## Task goal:
Reproduce the following rows exactly as they appear, covering every one of them.

## Entries shown:
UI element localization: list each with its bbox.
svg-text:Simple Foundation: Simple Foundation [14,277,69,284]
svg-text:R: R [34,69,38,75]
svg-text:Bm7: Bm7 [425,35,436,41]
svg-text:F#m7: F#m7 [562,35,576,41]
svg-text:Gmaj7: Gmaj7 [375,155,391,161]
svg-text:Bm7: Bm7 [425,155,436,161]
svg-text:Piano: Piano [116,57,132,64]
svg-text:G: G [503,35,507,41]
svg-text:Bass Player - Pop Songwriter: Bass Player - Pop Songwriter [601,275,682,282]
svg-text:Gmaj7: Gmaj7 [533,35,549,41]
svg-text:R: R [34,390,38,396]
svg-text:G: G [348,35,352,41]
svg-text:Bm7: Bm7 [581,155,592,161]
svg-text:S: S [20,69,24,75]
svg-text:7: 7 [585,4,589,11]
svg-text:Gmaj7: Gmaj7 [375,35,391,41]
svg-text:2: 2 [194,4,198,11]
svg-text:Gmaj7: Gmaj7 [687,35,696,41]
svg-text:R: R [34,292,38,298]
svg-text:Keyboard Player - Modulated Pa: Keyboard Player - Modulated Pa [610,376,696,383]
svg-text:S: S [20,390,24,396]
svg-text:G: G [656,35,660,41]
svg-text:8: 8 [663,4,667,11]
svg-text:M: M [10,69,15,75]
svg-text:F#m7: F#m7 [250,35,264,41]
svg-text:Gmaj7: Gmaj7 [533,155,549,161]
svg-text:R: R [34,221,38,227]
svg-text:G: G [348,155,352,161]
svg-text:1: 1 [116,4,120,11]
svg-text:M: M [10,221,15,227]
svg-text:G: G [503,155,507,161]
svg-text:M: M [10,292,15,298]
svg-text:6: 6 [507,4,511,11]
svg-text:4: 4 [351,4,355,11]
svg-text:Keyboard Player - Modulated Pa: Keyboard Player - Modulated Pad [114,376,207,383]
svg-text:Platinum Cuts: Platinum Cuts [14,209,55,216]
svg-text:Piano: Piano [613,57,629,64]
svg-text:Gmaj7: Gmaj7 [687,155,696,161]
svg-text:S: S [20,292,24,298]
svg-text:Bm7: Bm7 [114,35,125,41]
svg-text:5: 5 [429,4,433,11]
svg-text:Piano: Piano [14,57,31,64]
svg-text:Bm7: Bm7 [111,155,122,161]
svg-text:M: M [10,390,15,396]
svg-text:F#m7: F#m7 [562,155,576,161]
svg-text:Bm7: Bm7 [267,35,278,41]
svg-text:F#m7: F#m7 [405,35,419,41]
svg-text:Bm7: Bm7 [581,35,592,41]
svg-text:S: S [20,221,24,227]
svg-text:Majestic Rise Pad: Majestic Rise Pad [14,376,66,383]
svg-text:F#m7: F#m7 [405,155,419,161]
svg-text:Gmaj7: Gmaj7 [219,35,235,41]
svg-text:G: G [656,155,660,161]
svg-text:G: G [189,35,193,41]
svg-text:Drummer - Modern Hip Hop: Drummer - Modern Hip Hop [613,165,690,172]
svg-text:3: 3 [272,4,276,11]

## Result:
UI element localization: list each with its bbox.
svg-text:Simple Foundation: Simple Foundation [14,277,69,284]
svg-text:R: R [34,69,38,75]
svg-text:Bm7: Bm7 [425,35,436,41]
svg-text:F#m7: F#m7 [562,35,576,41]
svg-text:Gmaj7: Gmaj7 [375,155,391,161]
svg-text:Bm7: Bm7 [425,155,436,161]
svg-text:Piano: Piano [116,57,132,64]
svg-text:G: G [503,35,507,41]
svg-text:Bass Player - Pop Songwriter: Bass Player - Pop Songwriter [601,275,682,282]
svg-text:Gmaj7: Gmaj7 [533,35,549,41]
svg-text:R: R [34,390,38,396]
svg-text:G: G [348,35,352,41]
svg-text:Bm7: Bm7 [581,155,592,161]
svg-text:S: S [20,69,24,75]
svg-text:7: 7 [585,4,589,11]
svg-text:Gmaj7: Gmaj7 [375,35,391,41]
svg-text:2: 2 [194,4,198,11]
svg-text:Gmaj7: Gmaj7 [687,35,696,41]
svg-text:R: R [34,292,38,298]
svg-text:Keyboard Player - Modulated Pa: Keyboard Player - Modulated Pa [610,376,696,383]
svg-text:S: S [20,390,24,396]
svg-text:G: G [656,35,660,41]
svg-text:8: 8 [663,4,667,11]
svg-text:M: M [10,69,15,75]
svg-text:F#m7: F#m7 [250,35,264,41]
svg-text:Gmaj7: Gmaj7 [533,155,549,161]
svg-text:R: R [34,221,38,227]
svg-text:G: G [348,155,352,161]
svg-text:1: 1 [116,4,120,11]
svg-text:M: M [10,221,15,227]
svg-text:G: G [503,155,507,161]
svg-text:M: M [10,292,15,298]
svg-text:6: 6 [507,4,511,11]
svg-text:4: 4 [351,4,355,11]
svg-text:Keyboard Player - Modulated Pa: Keyboard Player - Modulated Pad [114,376,207,383]
svg-text:Platinum Cuts: Platinum Cuts [14,209,55,216]
svg-text:Piano: Piano [613,57,629,64]
svg-text:Gmaj7: Gmaj7 [687,155,696,161]
svg-text:S: S [20,292,24,298]
svg-text:Bm7: Bm7 [114,35,125,41]
svg-text:5: 5 [429,4,433,11]
svg-text:Piano: Piano [14,57,31,64]
svg-text:Bm7: Bm7 [111,155,122,161]
svg-text:M: M [10,390,15,396]
svg-text:F#m7: F#m7 [562,155,576,161]
svg-text:Bm7: Bm7 [267,35,278,41]
svg-text:F#m7: F#m7 [405,35,419,41]
svg-text:Bm7: Bm7 [581,35,592,41]
svg-text:S: S [20,221,24,227]
svg-text:Majestic Rise Pad: Majestic Rise Pad [14,376,66,383]
svg-text:F#m7: F#m7 [405,155,419,161]
svg-text:Gmaj7: Gmaj7 [219,35,235,41]
svg-text:G: G [656,155,660,161]
svg-text:G: G [189,35,193,41]
svg-text:Drummer - Modern Hip Hop: Drummer - Modern Hip Hop [613,165,690,172]
svg-text:3: 3 [272,4,276,11]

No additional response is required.